**Objective**
What is the count of lines that hold the word "your"? Give only the number.

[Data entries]
<<<<

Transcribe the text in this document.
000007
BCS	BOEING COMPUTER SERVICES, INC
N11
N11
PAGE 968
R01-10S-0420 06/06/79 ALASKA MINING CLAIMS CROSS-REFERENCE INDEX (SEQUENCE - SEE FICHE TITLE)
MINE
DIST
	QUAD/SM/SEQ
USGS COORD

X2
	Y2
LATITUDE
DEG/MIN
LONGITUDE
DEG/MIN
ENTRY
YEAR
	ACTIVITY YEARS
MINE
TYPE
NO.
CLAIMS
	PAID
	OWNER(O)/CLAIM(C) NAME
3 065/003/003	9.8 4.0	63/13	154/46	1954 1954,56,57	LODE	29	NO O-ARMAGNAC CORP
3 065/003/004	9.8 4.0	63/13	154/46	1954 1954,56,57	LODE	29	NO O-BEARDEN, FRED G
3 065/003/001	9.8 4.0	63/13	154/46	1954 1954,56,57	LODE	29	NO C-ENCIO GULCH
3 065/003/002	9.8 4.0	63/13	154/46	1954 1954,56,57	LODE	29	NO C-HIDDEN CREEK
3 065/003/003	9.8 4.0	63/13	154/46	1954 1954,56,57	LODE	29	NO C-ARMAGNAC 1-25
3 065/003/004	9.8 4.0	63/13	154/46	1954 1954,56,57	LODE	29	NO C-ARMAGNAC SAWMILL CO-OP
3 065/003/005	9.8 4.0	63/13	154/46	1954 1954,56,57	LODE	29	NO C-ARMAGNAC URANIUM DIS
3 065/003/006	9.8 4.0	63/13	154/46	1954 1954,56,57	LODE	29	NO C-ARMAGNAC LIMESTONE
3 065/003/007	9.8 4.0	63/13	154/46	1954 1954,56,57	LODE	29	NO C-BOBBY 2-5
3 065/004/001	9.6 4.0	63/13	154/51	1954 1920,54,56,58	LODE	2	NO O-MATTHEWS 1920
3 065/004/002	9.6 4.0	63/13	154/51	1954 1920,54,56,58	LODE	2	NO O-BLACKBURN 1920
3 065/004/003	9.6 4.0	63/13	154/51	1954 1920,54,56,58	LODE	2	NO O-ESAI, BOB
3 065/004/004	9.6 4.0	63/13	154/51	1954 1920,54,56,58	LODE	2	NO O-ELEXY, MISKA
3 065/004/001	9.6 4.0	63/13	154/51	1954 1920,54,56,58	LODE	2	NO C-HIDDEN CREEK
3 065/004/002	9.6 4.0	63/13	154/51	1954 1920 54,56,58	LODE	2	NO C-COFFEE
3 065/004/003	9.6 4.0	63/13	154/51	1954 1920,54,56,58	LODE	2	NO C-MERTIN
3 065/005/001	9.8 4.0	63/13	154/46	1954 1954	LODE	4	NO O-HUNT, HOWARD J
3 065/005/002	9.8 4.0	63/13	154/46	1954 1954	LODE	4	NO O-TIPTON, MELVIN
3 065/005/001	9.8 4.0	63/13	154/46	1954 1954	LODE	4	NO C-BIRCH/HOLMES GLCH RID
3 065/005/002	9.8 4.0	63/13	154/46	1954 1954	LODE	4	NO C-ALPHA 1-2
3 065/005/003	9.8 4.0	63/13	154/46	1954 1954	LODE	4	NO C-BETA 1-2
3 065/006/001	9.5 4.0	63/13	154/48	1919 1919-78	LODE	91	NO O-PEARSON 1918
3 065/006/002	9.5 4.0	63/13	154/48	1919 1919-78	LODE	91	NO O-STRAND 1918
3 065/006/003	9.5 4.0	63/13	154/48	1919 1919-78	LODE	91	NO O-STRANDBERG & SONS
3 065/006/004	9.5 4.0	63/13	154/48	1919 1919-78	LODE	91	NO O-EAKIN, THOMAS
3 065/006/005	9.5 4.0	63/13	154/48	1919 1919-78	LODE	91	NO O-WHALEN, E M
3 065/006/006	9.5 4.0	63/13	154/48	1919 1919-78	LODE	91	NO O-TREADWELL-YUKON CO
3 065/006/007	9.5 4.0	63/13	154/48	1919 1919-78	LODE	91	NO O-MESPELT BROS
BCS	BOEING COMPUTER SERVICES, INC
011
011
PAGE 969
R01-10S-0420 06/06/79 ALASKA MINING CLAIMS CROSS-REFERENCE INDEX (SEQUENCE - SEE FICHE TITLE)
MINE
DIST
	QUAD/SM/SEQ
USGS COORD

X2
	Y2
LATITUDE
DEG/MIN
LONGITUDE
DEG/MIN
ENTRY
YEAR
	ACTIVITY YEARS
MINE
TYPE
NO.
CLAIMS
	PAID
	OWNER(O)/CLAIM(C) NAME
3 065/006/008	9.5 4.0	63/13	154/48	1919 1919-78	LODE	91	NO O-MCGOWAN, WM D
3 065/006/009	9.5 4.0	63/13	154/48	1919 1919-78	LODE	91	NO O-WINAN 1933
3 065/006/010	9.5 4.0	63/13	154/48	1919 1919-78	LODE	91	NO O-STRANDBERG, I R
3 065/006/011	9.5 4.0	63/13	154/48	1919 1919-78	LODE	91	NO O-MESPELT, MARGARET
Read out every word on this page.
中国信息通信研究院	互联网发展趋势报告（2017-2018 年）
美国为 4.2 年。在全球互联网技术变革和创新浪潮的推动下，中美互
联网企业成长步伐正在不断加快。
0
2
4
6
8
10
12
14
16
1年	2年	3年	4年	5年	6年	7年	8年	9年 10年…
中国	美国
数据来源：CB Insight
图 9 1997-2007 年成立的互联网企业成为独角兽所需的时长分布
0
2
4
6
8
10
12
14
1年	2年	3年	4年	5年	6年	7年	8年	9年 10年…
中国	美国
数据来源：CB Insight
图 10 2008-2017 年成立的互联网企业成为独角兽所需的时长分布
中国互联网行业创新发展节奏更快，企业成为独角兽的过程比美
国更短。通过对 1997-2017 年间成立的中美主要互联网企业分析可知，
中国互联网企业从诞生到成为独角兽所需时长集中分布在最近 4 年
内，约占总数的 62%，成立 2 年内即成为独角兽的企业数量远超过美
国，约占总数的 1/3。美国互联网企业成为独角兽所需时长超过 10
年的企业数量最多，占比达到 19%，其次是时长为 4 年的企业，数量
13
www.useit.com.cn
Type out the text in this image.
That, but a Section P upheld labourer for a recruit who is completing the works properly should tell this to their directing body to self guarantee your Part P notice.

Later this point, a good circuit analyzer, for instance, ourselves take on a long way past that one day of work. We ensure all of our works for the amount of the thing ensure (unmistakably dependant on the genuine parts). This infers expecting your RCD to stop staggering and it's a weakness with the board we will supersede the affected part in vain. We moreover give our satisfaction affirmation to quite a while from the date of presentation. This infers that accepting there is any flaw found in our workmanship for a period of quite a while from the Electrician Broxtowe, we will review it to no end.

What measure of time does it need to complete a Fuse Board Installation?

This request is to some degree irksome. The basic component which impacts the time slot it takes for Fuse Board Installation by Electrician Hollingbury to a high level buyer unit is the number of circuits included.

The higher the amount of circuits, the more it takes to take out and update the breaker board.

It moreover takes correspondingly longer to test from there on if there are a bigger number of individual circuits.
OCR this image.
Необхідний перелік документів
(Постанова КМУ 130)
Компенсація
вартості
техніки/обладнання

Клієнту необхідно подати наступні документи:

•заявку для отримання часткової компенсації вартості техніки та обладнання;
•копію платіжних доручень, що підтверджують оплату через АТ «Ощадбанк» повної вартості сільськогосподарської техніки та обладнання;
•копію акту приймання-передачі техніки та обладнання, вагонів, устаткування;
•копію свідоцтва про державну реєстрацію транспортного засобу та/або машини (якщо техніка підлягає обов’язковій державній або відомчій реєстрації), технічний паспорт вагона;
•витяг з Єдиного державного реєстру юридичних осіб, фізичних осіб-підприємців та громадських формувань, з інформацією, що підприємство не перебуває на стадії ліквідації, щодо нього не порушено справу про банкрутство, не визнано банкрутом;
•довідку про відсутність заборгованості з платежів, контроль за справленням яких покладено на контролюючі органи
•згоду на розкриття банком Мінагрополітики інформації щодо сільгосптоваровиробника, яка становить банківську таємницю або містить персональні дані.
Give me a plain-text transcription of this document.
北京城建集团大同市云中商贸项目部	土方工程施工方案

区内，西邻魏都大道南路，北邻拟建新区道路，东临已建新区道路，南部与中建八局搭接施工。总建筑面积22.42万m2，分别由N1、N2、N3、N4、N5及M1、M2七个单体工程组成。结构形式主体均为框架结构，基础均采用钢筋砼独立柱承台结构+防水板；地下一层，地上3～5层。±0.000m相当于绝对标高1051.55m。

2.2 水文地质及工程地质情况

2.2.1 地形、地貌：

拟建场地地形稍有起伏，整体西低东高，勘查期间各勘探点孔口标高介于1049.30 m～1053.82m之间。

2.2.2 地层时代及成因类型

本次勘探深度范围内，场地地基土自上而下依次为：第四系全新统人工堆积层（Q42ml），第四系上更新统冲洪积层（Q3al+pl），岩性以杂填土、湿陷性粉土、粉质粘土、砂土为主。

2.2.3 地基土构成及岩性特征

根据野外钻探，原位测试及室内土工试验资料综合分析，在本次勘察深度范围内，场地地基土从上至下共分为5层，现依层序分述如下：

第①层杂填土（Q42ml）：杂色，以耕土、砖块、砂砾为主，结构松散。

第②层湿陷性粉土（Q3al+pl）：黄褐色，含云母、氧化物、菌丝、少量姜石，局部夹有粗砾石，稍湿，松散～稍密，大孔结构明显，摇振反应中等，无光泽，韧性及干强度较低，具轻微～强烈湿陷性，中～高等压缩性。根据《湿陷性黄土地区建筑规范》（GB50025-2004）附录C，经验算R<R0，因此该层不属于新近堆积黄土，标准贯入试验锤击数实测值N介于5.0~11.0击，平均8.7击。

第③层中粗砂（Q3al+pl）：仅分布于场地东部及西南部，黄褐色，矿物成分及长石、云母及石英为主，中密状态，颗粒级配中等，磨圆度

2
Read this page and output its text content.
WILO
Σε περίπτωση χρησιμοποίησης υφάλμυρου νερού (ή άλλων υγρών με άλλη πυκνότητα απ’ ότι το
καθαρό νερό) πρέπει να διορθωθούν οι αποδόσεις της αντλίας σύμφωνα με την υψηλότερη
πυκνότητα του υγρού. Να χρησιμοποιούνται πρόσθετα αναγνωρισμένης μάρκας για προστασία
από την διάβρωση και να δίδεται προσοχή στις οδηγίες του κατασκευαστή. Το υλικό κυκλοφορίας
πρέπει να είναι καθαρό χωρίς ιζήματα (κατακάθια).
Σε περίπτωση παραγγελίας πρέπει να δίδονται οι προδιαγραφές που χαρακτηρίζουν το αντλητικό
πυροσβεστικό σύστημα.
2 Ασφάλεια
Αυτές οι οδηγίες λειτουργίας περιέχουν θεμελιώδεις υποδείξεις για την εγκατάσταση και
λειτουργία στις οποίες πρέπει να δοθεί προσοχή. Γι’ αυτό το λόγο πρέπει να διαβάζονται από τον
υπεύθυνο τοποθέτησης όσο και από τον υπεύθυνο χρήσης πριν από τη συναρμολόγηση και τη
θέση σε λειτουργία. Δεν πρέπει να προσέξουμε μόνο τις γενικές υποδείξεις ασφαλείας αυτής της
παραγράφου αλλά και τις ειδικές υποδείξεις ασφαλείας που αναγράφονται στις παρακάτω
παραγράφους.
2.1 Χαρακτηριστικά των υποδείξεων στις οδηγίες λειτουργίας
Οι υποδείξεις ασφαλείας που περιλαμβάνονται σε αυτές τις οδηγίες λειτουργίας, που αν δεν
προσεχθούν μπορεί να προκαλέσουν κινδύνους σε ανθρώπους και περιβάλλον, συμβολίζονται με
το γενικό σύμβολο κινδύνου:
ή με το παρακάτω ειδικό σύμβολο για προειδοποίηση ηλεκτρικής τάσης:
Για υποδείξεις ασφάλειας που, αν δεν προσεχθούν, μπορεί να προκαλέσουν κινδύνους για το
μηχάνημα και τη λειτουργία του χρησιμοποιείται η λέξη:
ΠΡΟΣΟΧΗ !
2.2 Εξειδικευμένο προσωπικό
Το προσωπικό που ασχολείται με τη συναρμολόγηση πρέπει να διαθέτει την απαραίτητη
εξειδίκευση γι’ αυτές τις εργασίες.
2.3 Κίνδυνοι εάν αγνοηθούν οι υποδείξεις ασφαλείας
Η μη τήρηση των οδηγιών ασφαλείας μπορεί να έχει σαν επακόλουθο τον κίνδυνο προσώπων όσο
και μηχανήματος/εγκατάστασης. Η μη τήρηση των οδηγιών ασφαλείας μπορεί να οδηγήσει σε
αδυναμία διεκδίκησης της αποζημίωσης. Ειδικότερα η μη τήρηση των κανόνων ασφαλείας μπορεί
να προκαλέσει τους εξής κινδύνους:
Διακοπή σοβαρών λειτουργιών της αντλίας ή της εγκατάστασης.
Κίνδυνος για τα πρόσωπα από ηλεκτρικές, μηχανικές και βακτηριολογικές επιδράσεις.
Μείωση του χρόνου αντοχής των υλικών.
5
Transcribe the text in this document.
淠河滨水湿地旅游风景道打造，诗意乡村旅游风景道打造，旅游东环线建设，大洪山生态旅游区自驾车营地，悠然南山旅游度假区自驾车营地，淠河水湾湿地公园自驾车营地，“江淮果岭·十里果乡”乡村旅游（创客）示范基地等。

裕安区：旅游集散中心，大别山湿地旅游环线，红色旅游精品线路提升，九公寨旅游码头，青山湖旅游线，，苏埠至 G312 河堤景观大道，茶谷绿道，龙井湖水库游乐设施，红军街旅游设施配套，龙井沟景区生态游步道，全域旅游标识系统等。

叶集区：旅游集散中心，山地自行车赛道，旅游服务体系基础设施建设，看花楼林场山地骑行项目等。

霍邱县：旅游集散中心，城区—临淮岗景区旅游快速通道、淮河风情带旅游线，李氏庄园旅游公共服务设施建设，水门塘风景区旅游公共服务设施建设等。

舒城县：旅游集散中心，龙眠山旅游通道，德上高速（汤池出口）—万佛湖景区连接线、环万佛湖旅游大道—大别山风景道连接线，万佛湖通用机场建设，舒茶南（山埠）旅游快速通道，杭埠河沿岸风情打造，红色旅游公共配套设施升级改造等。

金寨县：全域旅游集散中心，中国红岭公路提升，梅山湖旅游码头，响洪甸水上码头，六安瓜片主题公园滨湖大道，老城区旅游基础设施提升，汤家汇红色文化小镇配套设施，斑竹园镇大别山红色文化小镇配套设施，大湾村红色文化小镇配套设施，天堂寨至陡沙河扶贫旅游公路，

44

>>>>

**The solution**
2